**EXERCISE**
Write out the full set of records below exactly.

**Figure record extracts**
----

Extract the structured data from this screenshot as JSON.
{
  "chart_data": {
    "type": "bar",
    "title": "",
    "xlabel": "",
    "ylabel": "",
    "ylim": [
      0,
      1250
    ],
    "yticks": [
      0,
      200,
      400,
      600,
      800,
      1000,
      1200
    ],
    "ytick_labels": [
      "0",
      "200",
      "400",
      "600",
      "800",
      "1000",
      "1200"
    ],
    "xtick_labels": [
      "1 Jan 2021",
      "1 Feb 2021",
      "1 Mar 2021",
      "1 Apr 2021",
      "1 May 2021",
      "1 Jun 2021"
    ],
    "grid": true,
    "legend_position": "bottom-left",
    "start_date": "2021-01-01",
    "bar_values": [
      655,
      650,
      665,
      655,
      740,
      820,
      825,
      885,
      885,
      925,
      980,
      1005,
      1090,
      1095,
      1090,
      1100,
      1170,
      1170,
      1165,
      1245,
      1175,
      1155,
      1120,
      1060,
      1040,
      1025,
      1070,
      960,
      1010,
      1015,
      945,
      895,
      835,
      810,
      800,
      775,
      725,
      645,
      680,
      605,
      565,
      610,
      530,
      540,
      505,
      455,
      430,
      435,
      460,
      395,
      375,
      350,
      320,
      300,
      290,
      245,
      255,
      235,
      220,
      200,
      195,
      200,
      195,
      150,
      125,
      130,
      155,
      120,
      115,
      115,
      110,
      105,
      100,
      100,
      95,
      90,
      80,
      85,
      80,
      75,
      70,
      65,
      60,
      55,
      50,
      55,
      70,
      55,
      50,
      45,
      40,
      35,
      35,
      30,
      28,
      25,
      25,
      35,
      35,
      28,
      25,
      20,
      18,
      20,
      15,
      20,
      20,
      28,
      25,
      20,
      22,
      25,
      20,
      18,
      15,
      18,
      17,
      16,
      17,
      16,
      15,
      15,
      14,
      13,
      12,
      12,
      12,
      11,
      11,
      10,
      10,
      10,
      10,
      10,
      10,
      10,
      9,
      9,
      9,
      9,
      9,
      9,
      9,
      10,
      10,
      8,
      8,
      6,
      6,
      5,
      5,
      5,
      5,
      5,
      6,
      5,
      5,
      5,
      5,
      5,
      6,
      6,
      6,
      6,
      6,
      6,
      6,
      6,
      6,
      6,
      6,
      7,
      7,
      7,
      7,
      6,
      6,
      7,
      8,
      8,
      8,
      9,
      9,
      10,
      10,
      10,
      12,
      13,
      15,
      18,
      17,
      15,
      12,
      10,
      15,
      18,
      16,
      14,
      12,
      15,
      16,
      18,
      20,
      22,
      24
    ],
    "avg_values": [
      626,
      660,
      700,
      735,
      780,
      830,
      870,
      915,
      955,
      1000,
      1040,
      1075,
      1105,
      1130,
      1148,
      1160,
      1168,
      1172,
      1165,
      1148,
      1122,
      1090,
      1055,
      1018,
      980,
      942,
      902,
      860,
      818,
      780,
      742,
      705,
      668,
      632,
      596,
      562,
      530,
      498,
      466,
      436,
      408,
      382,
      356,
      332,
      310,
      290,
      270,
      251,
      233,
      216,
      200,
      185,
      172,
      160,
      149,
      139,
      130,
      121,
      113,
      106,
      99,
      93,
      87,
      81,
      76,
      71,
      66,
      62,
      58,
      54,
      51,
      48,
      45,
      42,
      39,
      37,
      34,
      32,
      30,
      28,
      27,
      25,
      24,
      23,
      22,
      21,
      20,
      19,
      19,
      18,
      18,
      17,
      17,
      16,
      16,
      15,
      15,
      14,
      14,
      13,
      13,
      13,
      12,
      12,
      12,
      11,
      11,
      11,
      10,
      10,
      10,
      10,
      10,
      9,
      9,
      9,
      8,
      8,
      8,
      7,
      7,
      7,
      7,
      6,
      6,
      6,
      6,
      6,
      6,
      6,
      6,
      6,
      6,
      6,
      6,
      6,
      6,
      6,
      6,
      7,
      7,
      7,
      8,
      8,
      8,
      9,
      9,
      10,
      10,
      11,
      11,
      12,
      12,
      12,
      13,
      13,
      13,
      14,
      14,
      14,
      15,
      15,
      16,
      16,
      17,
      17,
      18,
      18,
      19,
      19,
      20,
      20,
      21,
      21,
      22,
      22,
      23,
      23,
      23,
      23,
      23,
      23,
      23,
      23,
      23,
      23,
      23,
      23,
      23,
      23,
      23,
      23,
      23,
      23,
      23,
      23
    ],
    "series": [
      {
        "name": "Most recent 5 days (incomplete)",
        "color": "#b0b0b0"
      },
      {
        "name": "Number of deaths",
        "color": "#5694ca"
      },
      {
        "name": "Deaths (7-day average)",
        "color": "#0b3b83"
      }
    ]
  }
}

----

**RESPONSE TO THIS TASK**
Extract the structured data from this screenshot as JSON.
{
  "chart_data": {
    "type": "bar",
    "title": "",
    "xlabel": "",
    "ylabel": "",
    "ylim": [
      0,
      1250
    ],
    "yticks": [
      0,
      200,
      400,
      600,
      800,
      1000,
      1200
    ],
    "ytick_labels": [
      "0",
      "200",
      "400",
      "600",
      "800",
      "1000",
      "1200"
    ],
    "xtick_labels": [
      "1 Jan 2021",
      "1 Feb 2021",
      "1 Mar 2021",
      "1 Apr 2021",
      "1 May 2021",
      "1 Jun 2021"
    ],
    "grid": true,
    "legend_position": "bottom-left",
    "start_date": "2021-01-01",
    "bar_values": [
      655,
      650,
      665,
      655,
      740,
      820,
      825,
      885,
      885,
      925,
      980,
      1005,
      1090,
      1095,
      1090,
      1100,
      1170,
      1170,
      1165,
      1245,
      1175,
      1155,
      1120,
      1060,
      1040,
      1025,
      1070,
      960,
      1010,
      1015,
      945,
      895,
      835,
      810,
      800,
      775,
      725,
      645,
      680,
      605,
      565,
      610,
      530,
      540,
      505,
      455,
      430,
      435,
      460,
      395,
      375,
      350,
      320,
      300,
      290,
      245,
      255,
      235,
      220,
      200,
      195,
      200,
      195,
      150,
      125,
      130,
      155,
      120,
      115,
      115,
      110,
      105,
      100,
      100,
      95,
      90,
      80,
      85,
      80,
      75,
      70,
      65,
      60,
      55,
      50,
      55,
      70,
      55,
      50,
      45,
      40,
      35,
      35,
      30,
      28,
      25,
      25,
      35,
      35,
      28,
      25,
      20,
      18,
      20,
      15,
      20,
      20,
      28,
      25,
      20,
      22,
      25,
      20,
      18,
      15,
      18,
      17,
      16,
      17,
      16,
      15,
      15,
      14,
      13,
      12,
      12,
      12,
      11,
      11,
      10,
      10,
      10,
      10,
      10,
      10,
      10,
      9,
      9,
      9,
      9,
      9,
      9,
      9,
      10,
      10,
      8,
      8,
      6,
      6,
      5,
      5,
      5,
      5,
      5,
      6,
      5,
      5,
      5,
      5,
      5,
      6,
      6,
      6,
      6,
      6,
      6,
      6,
      6,
      6,
      6,
      6,
      7,
      7,
      7,
      7,
      6,
      6,
      7,
      8,
      8,
      8,
      9,
      9,
      10,
      10,
      10,
      12,
      13,
      15,
      18,
      17,
      15,
      12,
      10,
      15,
      18,
      16,
      14,
      12,
      15,
      16,
      18,
      20,
      22,
      24
    ],
    "avg_values": [
      626,
      660,
      700,
      735,
      780,
      830,
      870,
      915,
      955,
      1000,
      1040,
      1075,
      1105,
      1130,
      1148,
      1160,
      1168,
      1172,
      1165,
      1148,
      1122,
      1090,
      1055,
      1018,
      980,
      942,
      902,
      860,
      818,
      780,
      742,
      705,
      668,
      632,
      596,
      562,
      530,
      498,
      466,
      436,
      408,
      382,
      356,
      332,
      310,
      290,
      270,
      251,
      233,
      216,
      200,
      185,
      172,
      160,
      149,
      139,
      130,
      121,
      113,
      106,
      99,
      93,
      87,
      81,
      76,
      71,
      66,
      62,
      58,
      54,
      51,
      48,
      45,
      42,
      39,
      37,
      34,
      32,
      30,
      28,
      27,
      25,
      24,
      23,
      22,
      21,
      20,
      19,
      19,
      18,
      18,
      17,
      17,
      16,
      16,
      15,
      15,
      14,
      14,
      13,
      13,
      13,
      12,
      12,
      12,
      11,
      11,
      11,
      10,
      10,
      10,
      10,
      10,
      9,
      9,
      9,
      8,
      8,
      8,
      7,
      7,
      7,
      7,
      6,
      6,
      6,
      6,
      6,
      6,
      6,
      6,
      6,
      6,
      6,
      6,
      6,
      6,
      6,
      6,
      7,
      7,
      7,
      8,
      8,
      8,
      9,
      9,
      10,
      10,
      11,
      11,
      12,
      12,
      12,
      13,
      13,
      13,
      14,
      14,
      14,
      15,
      15,
      16,
      16,
      17,
      17,
      18,
      18,
      19,
      19,
      20,
      20,
      21,
      21,
      22,
      22,
      23,
      23,
      23,
      23,
      23,
      23,
      23,
      23,
      23,
      23,
      23,
      23,
      23,
      23,
      23,
      23,
      23,
      23,
      23,
      23
    ],
    "series": [
      {
        "name": "Most recent 5 days (incomplete)",
        "color": "#b0b0b0"
      },
      {
        "name": "Number of deaths",
        "color": "#5694ca"
      },
      {
        "name": "Deaths (7-day average)",
        "color": "#0b3b83"
      }
    ]
  }
}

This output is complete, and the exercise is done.